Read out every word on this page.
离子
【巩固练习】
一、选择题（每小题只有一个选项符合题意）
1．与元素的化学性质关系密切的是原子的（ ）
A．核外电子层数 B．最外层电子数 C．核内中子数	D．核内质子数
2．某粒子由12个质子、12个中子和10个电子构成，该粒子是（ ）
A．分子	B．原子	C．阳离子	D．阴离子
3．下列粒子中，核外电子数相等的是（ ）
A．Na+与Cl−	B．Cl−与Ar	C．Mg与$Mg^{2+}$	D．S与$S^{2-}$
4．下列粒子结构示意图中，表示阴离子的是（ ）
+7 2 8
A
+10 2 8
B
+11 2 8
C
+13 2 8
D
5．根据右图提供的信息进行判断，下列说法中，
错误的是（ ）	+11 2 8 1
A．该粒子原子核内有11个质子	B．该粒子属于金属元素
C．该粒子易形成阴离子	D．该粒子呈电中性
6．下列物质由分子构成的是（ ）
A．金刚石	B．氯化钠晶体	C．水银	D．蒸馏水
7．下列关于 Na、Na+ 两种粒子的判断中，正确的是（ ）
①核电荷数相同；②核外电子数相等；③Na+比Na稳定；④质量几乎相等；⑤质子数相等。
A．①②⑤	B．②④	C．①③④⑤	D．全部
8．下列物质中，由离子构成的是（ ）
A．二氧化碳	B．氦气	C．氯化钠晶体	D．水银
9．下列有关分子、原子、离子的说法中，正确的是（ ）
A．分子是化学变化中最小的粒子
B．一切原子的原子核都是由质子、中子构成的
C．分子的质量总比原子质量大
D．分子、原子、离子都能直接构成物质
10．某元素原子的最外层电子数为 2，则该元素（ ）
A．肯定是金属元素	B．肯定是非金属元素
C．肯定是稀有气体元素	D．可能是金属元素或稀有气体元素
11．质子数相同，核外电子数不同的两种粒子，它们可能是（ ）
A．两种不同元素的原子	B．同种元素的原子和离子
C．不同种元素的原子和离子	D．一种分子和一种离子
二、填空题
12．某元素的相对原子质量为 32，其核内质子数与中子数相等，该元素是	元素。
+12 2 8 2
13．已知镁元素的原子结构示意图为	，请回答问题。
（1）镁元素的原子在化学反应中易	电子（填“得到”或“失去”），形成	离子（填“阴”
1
***
:: Work to be completed ::
Show the lines from the data above that contain the string "正确的是".

:: Reply ::
7．下列关于 Na、Na+ 两种粒子的判断中，正确的是（ ）
9．下列有关分子、原子、离子的说法中，正确的是（ ）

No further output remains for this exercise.